Efficient autoload function

I currently am building my own PHP framework and am creating a lot of directories to store my classes in.
This is my current autoload function:
function __autoload($className)
{
$locations = array('', 'classes/', 'classes/calendar/', 'classes/exceptions/', 'classes/forms/', 'classes/table/', 'classes/user', 'pages/', 'templates/');
$fileName = $className . '.php';
foreach($locations AS $currentLocation)
{
if(file_exists($currentLocation . $fileName))
{
include_once ($currentLocation . $fileName);
return;
}
}
}
Now in my main class file I do have all of the necessary classes already included so that they won't have to be searched for.
Here are my questions:
Is this function efficient enough? Will there be a lot of load time or is there a way for me to minimize the load time?
Is include_once() the way that I should go about including the classes?
Is there a way that I could write the function to guess at the most popular folders? Or would that take up too much time and/or not possible?
Would namespaces help me at all? (I am reading and learning about them right now.)

= = = =

▶ [What is required]: Write out the part of the autoload post starting at "I currently am" and ending at "foreach($locations AS $currentLocation)", word for word.

▶ [Supplied information]:
= = = =

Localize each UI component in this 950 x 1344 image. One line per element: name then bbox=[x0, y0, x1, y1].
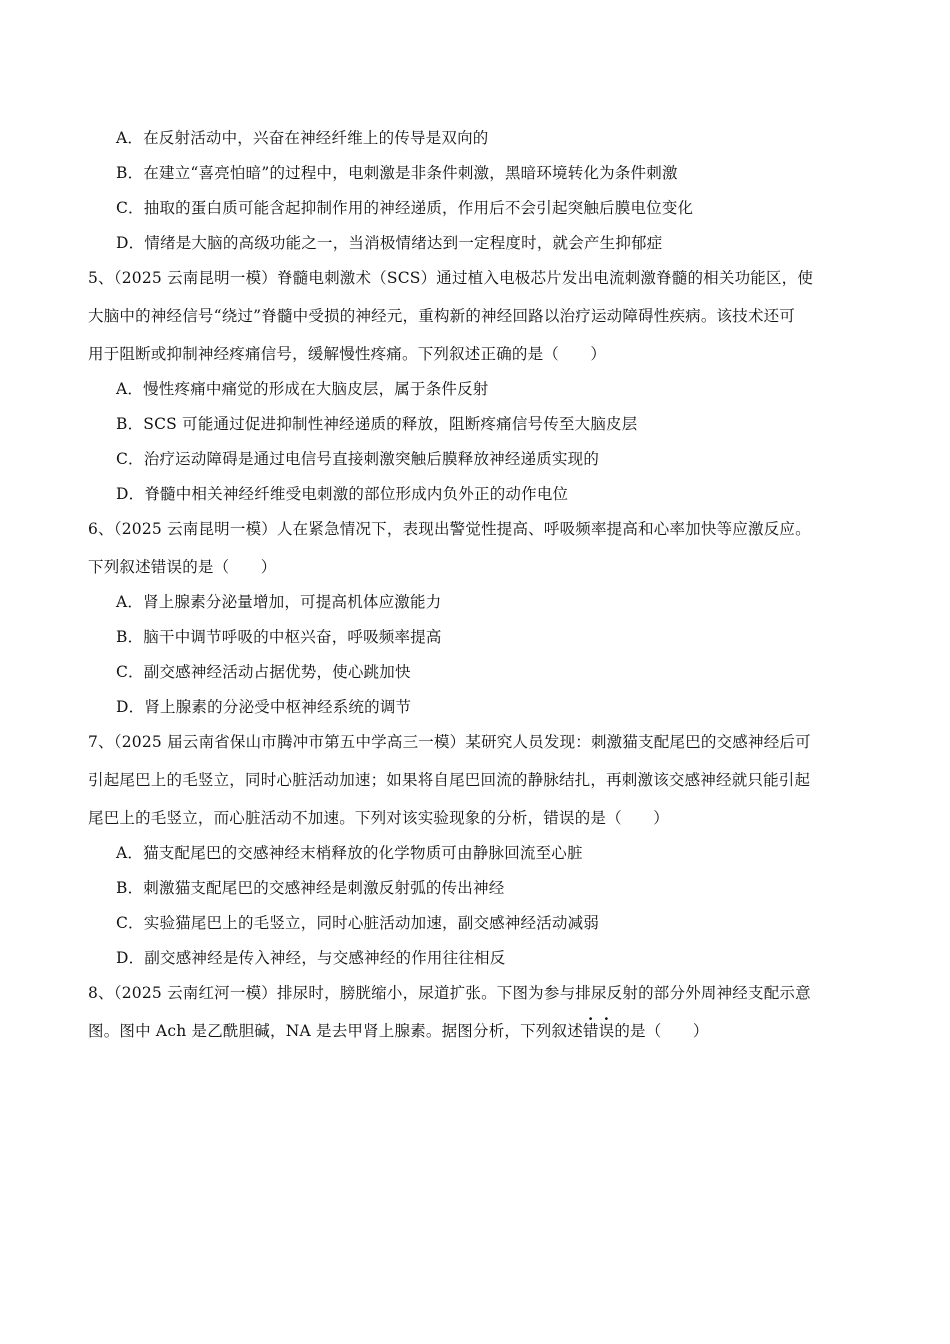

= = = =

▶ [Solution to the exercise]:
I currently am building my own PHP framework and am creating a lot of directories to store my classes in.
This is my current autoload function:
function __autoload($className)
{
$locations = array('', 'classes/', 'classes/calendar/', 'classes/exceptions/', 'classes/forms/', 'classes/table/', 'classes/user', 'pages/', 'templates/');
$fileName = $className . '.php';
foreach($locations AS $currentLocation)